━━━━━ EXERCISE INPUTS

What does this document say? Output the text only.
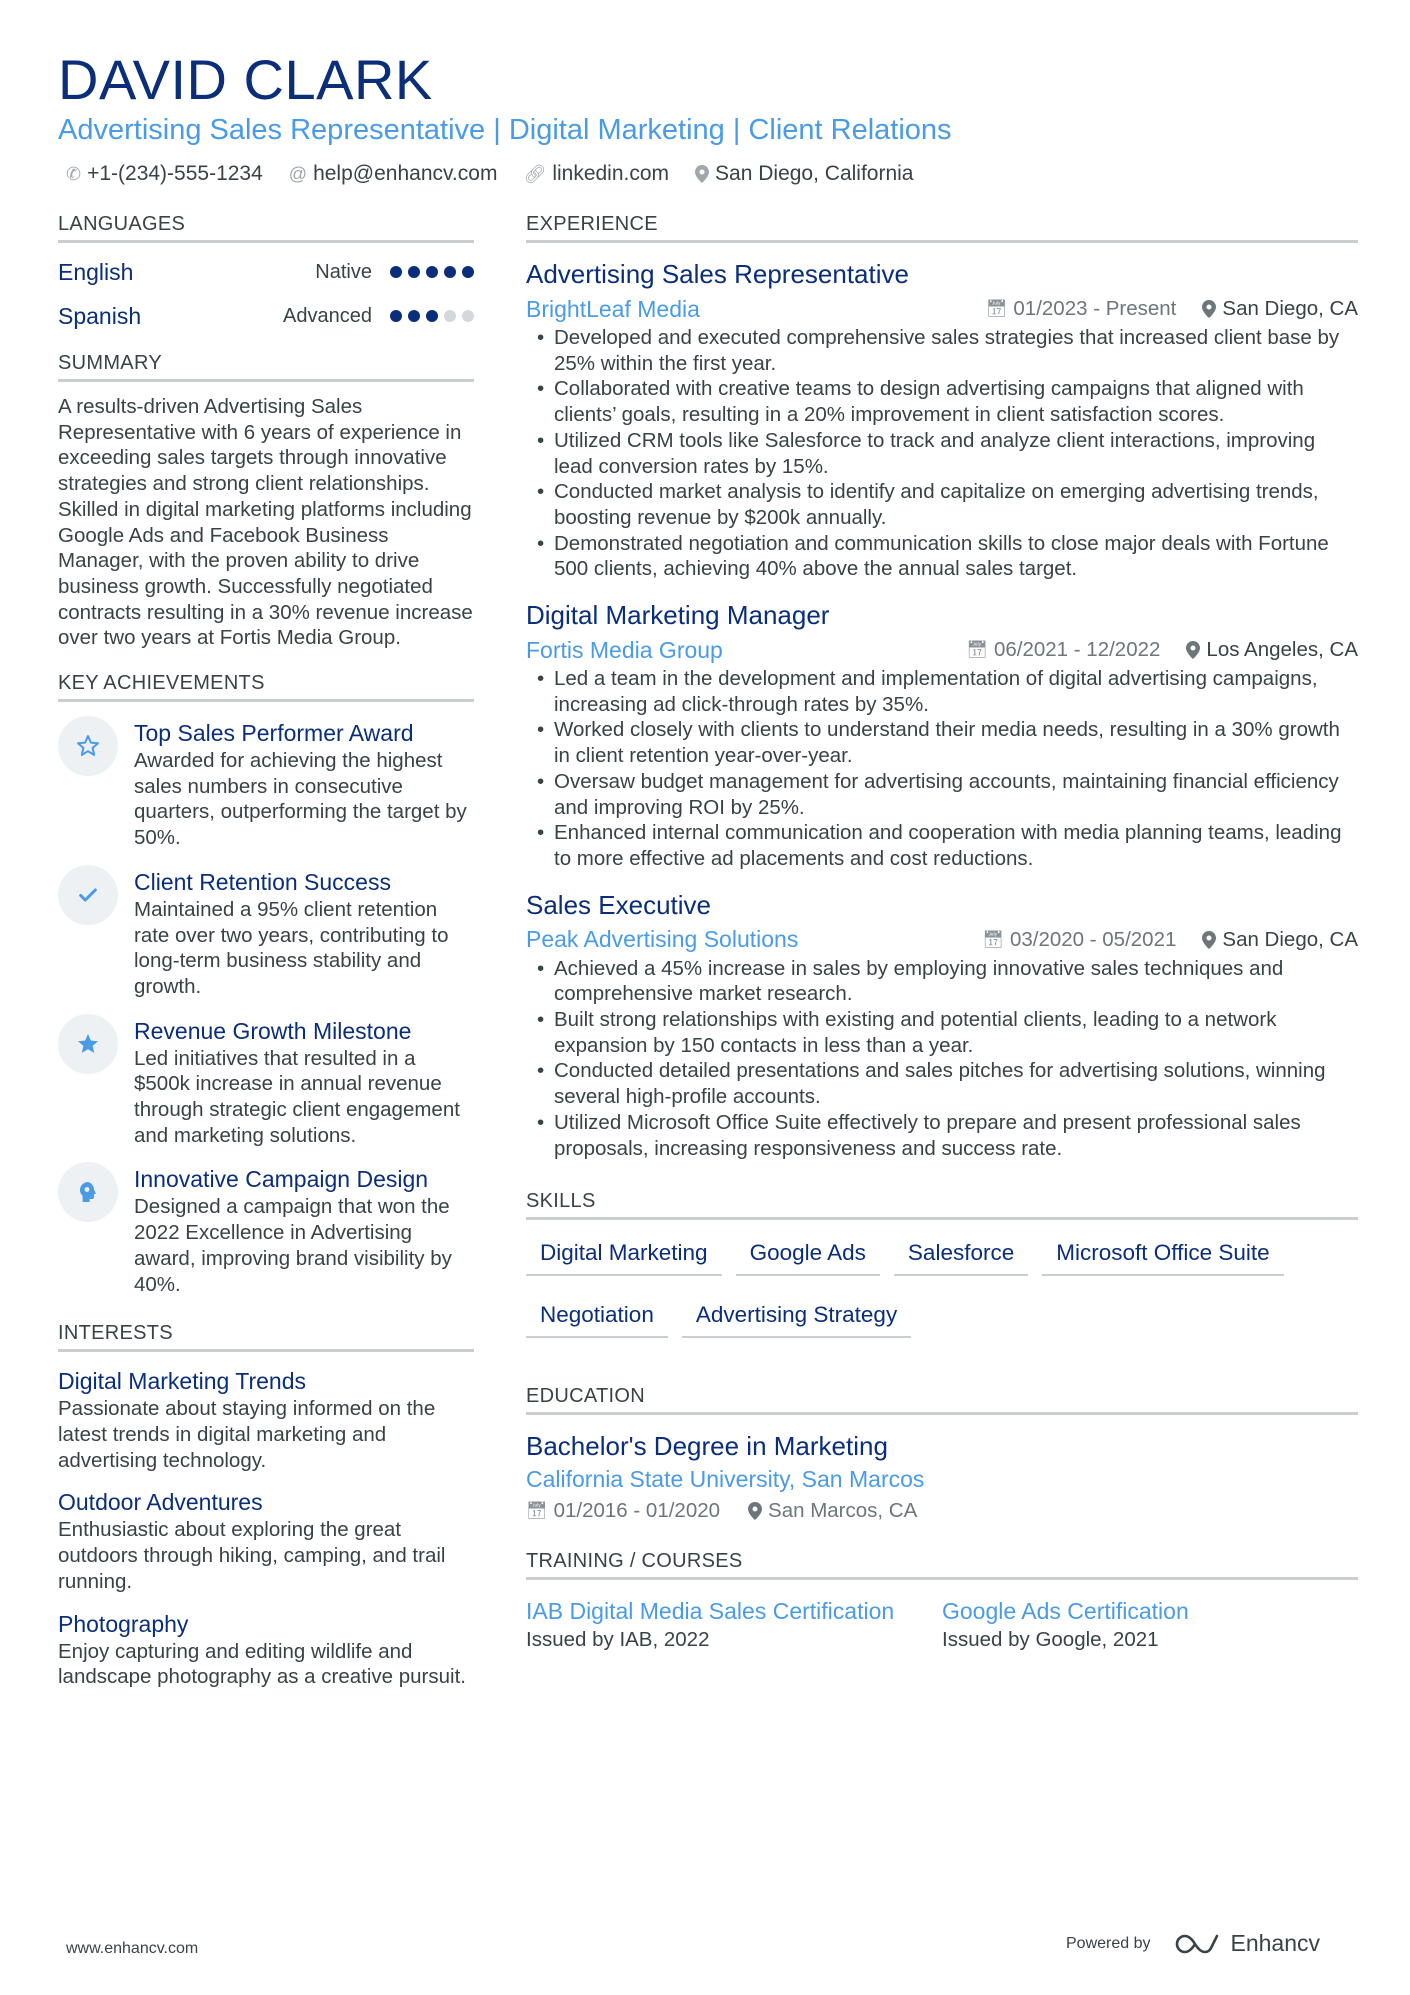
DAVID CLARK
Advertising Sales Representative | Digital Marketing | Client Relations
✆ +1-(234)-555-1234 @ help@enhancv.com 🔗︎ linkedin.com San Diego, California
LANGUAGES
English	Native
Spanish	Advanced
SUMMARY
A results-driven Advertising Sales Representative with 6 years of experience in exceeding sales targets through innovative strategies and strong client relationships. Skilled in digital marketing platforms including Google Ads and Facebook Business Manager, with the proven ability to drive business growth. Successfully negotiated contracts resulting in a 30% revenue increase over two years at Fortis Media Group.
KEY ACHIEVEMENTS
Top Sales Performer Award
Awarded for achieving the highest sales numbers in consecutive quarters, outperforming the target by 50%.
Client Retention Success
Maintained a 95% client retention rate over two years, contributing to long-term business stability and growth.
Revenue Growth Milestone
Led initiatives that resulted in a $500k increase in annual revenue through strategic client engagement and marketing solutions.
Innovative Campaign Design
Designed a campaign that won the 2022 Excellence in Advertising award, improving brand visibility by 40%.
INTERESTS
Digital Marketing Trends
Passionate about staying informed on the latest trends in digital marketing and advertising technology.
Outdoor Adventures
Enthusiastic about exploring the great outdoors through hiking, camping, and trail running.
Photography
Enjoy capturing and editing wildlife and landscape photography as a creative pursuit.
EXPERIENCE
Advertising Sales Representative
BrightLeaf Media	📅︎ 01/2023 - Present San Diego, CA
• Developed and executed comprehensive sales strategies that increased client base by 25% within the first year.
• Collaborated with creative teams to design advertising campaigns that aligned with clients’ goals, resulting in a 20% improvement in client satisfaction scores.
• Utilized CRM tools like Salesforce to track and analyze client interactions, improving lead conversion rates by 15%.
• Conducted market analysis to identify and capitalize on emerging advertising trends, boosting revenue by $200k annually.
• Demonstrated negotiation and communication skills to close major deals with Fortune 500 clients, achieving 40% above the annual sales target.
Digital Marketing Manager
Fortis Media Group	📅︎ 06/2021 - 12/2022 Los Angeles, CA
• Led a team in the development and implementation of digital advertising campaigns, increasing ad click-through rates by 35%.
• Worked closely with clients to understand their media needs, resulting in a 30% growth in client retention year-over-year.
• Oversaw budget management for advertising accounts, maintaining financial efficiency and improving ROI by 25%.
• Enhanced internal communication and cooperation with media planning teams, leading to more effective ad placements and cost reductions.
Sales Executive
Peak Advertising Solutions	📅︎ 03/2020 - 05/2021 San Diego, CA
• Achieved a 45% increase in sales by employing innovative sales techniques and comprehensive market research.
• Built strong relationships with existing and potential clients, leading to a network expansion by 150 contacts in less than a year.
• Conducted detailed presentations and sales pitches for advertising solutions, winning several high-profile accounts.
• Utilized Microsoft Office Suite effectively to prepare and present professional sales proposals, increasing responsiveness and success rate.
SKILLS
Digital Marketing	Google Ads	Salesforce	Microsoft Office Suite
Negotiation	Advertising Strategy
EDUCATION
Bachelor's Degree in Marketing
California State University, San Marcos
📅︎ 01/2016 - 01/2020 San Marcos, CA
TRAINING / COURSES
IAB Digital Media Sales Certification
Issued by IAB, 2022
Google Ads Certification
Issued by Google, 2021
www.enhancv.com	Powered by	Enhancv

━━━━━━━━━━

• **THE REQUEST**
Look through the entries above; copy each line where the string "Marcos" appears.

• **WRITTEN RESPONSE**
California State University, San Marcos
📅︎ 01/2016 - 01/2020 San Marcos, CA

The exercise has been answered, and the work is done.